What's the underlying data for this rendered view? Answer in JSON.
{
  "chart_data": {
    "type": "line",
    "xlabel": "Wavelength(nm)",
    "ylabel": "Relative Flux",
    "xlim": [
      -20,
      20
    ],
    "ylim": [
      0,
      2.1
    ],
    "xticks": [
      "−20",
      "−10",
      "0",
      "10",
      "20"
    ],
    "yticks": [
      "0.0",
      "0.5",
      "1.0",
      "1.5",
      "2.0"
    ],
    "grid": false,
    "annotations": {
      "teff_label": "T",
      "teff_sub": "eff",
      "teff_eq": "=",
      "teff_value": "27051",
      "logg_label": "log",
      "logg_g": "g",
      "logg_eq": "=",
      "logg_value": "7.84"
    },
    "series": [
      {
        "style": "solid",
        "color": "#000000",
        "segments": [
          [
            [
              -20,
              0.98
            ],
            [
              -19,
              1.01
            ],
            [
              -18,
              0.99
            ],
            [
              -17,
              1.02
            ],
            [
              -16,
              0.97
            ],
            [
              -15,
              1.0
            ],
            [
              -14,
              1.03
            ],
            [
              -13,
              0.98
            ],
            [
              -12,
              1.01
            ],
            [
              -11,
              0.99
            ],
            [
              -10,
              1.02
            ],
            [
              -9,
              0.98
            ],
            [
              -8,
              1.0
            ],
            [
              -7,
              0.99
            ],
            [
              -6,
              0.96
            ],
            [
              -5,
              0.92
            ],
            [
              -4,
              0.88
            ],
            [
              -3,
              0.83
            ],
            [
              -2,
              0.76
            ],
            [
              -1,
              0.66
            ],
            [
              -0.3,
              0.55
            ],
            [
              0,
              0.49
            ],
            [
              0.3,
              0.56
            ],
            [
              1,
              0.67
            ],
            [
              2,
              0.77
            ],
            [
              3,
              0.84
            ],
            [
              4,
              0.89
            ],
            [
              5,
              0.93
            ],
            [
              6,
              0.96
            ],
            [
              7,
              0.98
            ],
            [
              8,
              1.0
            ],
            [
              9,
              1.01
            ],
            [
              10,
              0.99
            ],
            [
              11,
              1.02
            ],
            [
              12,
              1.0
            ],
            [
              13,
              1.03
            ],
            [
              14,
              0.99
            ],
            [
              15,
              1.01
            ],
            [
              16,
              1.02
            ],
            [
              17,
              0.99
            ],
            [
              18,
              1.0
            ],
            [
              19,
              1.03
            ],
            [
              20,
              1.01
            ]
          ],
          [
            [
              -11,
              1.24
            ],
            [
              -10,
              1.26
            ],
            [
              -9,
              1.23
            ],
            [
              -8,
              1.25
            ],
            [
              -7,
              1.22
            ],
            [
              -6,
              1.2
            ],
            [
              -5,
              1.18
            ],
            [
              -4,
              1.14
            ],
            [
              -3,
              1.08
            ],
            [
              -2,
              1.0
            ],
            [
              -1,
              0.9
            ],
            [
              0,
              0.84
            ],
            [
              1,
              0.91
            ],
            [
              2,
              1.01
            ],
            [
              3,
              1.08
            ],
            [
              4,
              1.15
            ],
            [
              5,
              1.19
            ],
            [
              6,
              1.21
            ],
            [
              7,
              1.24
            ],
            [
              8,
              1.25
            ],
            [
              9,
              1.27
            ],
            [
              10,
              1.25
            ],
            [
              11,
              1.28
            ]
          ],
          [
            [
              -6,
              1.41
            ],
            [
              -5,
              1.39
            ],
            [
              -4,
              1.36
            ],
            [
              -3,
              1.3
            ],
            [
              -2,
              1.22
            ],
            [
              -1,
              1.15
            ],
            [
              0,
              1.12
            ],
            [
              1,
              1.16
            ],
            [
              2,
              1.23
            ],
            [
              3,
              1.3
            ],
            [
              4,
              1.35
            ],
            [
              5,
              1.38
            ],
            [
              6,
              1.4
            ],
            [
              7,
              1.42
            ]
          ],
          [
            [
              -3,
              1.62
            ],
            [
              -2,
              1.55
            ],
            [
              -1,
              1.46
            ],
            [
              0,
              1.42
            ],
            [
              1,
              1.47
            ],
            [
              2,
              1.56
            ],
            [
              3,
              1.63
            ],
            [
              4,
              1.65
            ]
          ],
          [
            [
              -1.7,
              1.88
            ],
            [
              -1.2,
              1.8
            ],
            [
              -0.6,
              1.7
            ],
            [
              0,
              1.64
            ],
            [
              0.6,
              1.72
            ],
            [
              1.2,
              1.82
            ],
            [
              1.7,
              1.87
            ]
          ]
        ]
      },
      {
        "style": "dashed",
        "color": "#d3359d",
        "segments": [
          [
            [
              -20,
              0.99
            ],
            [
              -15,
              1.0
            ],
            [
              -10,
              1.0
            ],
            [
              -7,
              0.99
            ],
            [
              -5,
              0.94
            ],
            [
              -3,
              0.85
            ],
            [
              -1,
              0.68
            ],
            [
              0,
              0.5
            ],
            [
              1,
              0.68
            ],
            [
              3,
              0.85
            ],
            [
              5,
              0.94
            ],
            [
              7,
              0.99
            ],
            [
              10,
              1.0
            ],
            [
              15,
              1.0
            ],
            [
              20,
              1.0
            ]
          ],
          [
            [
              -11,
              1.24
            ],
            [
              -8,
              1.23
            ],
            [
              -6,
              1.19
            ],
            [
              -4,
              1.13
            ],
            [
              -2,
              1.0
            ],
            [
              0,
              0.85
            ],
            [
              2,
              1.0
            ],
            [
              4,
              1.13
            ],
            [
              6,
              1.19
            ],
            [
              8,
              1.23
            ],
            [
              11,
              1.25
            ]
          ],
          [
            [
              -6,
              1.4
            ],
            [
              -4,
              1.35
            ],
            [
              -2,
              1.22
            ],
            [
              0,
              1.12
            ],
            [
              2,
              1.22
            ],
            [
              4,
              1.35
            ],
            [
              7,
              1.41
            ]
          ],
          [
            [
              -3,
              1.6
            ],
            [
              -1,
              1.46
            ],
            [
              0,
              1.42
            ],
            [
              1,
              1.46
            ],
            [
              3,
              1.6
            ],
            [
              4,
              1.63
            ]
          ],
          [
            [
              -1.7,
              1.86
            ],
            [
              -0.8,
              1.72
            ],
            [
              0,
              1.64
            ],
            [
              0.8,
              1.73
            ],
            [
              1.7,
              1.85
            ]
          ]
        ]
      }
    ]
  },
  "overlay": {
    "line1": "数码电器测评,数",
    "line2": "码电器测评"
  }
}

Written problem:
The records above should all be quoted exactly, please.

Reply:
What's the underlying data for this rendered view? Answer in JSON.
{
  "chart_data": {
    "type": "line",
    "xlabel": "Wavelength(nm)",
    "ylabel": "Relative Flux",
    "xlim": [
      -20,
      20
    ],
    "ylim": [
      0,
      2.1
    ],
    "xticks": [
      "−20",
      "−10",
      "0",
      "10",
      "20"
    ],
    "yticks": [
      "0.0",
      "0.5",
      "1.0",
      "1.5",
      "2.0"
    ],
    "grid": false,
    "annotations": {
      "teff_label": "T",
      "teff_sub": "eff",
      "teff_eq": "=",
      "teff_value": "27051",
      "logg_label": "log",
      "logg_g": "g",
      "logg_eq": "=",
      "logg_value": "7.84"
    },
    "series": [
      {
        "style": "solid",
        "color": "#000000",
        "segments": [
          [
            [
              -20,
              0.98
            ],
            [
              -19,
              1.01
            ],
            [
              -18,
              0.99
            ],
            [
              -17,
              1.02
            ],
            [
              -16,
              0.97
            ],
            [
              -15,
              1.0
            ],
            [
              -14,
              1.03
            ],
            [
              -13,
              0.98
            ],
            [
              -12,
              1.01
            ],
            [
              -11,
              0.99
            ],
            [
              -10,
              1.02
            ],
            [
              -9,
              0.98
            ],
            [
              -8,
              1.0
            ],
            [
              -7,
              0.99
            ],
            [
              -6,
              0.96
            ],
            [
              -5,
              0.92
            ],
            [
              -4,
              0.88
            ],
            [
              -3,
              0.83
            ],
            [
              -2,
              0.76
            ],
            [
              -1,
              0.66
            ],
            [
              -0.3,
              0.55
            ],
            [
              0,
              0.49
            ],
            [
              0.3,
              0.56
            ],
            [
              1,
              0.67
            ],
            [
              2,
              0.77
            ],
            [
              3,
              0.84
            ],
            [
              4,
              0.89
            ],
            [
              5,
              0.93
            ],
            [
              6,
              0.96
            ],
            [
              7,
              0.98
            ],
            [
              8,
              1.0
            ],
            [
              9,
              1.01
            ],
            [
              10,
              0.99
            ],
            [
              11,
              1.02
            ],
            [
              12,
              1.0
            ],
            [
              13,
              1.03
            ],
            [
              14,
              0.99
            ],
            [
              15,
              1.01
            ],
            [
              16,
              1.02
            ],
            [
              17,
              0.99
            ],
            [
              18,
              1.0
            ],
            [
              19,
              1.03
            ],
            [
              20,
              1.01
            ]
          ],
          [
            [
              -11,
              1.24
            ],
            [
              -10,
              1.26
            ],
            [
              -9,
              1.23
            ],
            [
              -8,
              1.25
            ],
            [
              -7,
              1.22
            ],
            [
              -6,
              1.2
            ],
            [
              -5,
              1.18
            ],
            [
              -4,
              1.14
            ],
            [
              -3,
              1.08
            ],
            [
              -2,
              1.0
            ],
            [
              -1,
              0.9
            ],
            [
              0,
              0.84
            ],
            [
              1,
              0.91
            ],
            [
              2,
              1.01
            ],
            [
              3,
              1.08
            ],
            [
              4,
              1.15
            ],
            [
              5,
              1.19
            ],
            [
              6,
              1.21
            ],
            [
              7,
              1.24
            ],
            [
              8,
              1.25
            ],
            [
              9,
              1.27
            ],
            [
              10,
              1.25
            ],
            [
              11,
              1.28
            ]
          ],
          [
            [
              -6,
              1.41
            ],
            [
              -5,
              1.39
            ],
            [
              -4,
              1.36
            ],
            [
              -3,
              1.3
            ],
            [
              -2,
              1.22
            ],
            [
              -1,
              1.15
            ],
            [
              0,
              1.12
            ],
            [
              1,
              1.16
            ],
            [
              2,
              1.23
            ],
            [
              3,
              1.3
            ],
            [
              4,
              1.35
            ],
            [
              5,
              1.38
            ],
            [
              6,
              1.4
            ],
            [
              7,
              1.42
            ]
          ],
          [
            [
              -3,
              1.62
            ],
            [
              -2,
              1.55
            ],
            [
              -1,
              1.46
            ],
            [
              0,
              1.42
            ],
            [
              1,
              1.47
            ],
            [
              2,
              1.56
            ],
            [
              3,
              1.63
            ],
            [
              4,
              1.65
            ]
          ],
          [
            [
              -1.7,
              1.88
            ],
            [
              -1.2,
              1.8
            ],
            [
              -0.6,
              1.7
            ],
            [
              0,
              1.64
            ],
            [
              0.6,
              1.72
            ],
            [
              1.2,
              1.82
            ],
            [
              1.7,
              1.87
            ]
          ]
        ]
      },
      {
        "style": "dashed",
        "color": "#d3359d",
        "segments": [
          [
            [
              -20,
              0.99
            ],
            [
              -15,
              1.0
            ],
            [
              -10,
              1.0
            ],
            [
              -7,
              0.99
            ],
            [
              -5,
              0.94
            ],
            [
              -3,
              0.85
            ],
            [
              -1,
              0.68
            ],
            [
              0,
              0.5
            ],
            [
              1,
              0.68
            ],
            [
              3,
              0.85
            ],
            [
              5,
              0.94
            ],
            [
              7,
              0.99
            ],
            [
              10,
              1.0
            ],
            [
              15,
              1.0
            ],
            [
              20,
              1.0
            ]
          ],
          [
            [
              -11,
              1.24
            ],
            [
              -8,
              1.23
            ],
            [
              -6,
              1.19
            ],
            [
              -4,
              1.13
            ],
            [
              -2,
              1.0
            ],
            [
              0,
              0.85
            ],
            [
              2,
              1.0
            ],
            [
              4,
              1.13
            ],
            [
              6,
              1.19
            ],
            [
              8,
              1.23
            ],
            [
              11,
              1.25
            ]
          ],
          [
            [
              -6,
              1.4
            ],
            [
              -4,
              1.35
            ],
            [
              -2,
              1.22
            ],
            [
              0,
              1.12
            ],
            [
              2,
              1.22
            ],
            [
              4,
              1.35
            ],
            [
              7,
              1.41
            ]
          ],
          [
            [
              -3,
              1.6
            ],
            [
              -1,
              1.46
            ],
            [
              0,
              1.42
            ],
            [
              1,
              1.46
            ],
            [
              3,
              1.6
            ],
            [
              4,
              1.63
            ]
          ],
          [
            [
              -1.7,
              1.86
            ],
            [
              -0.8,
              1.72
            ],
            [
              0,
              1.64
            ],
            [
              0.8,
              1.73
            ],
            [
              1.7,
              1.85
            ]
          ]
        ]
      }
    ]
  },
  "overlay": {
    "line1": "数码电器测评,数",
    "line2": "码电器测评"
  }
}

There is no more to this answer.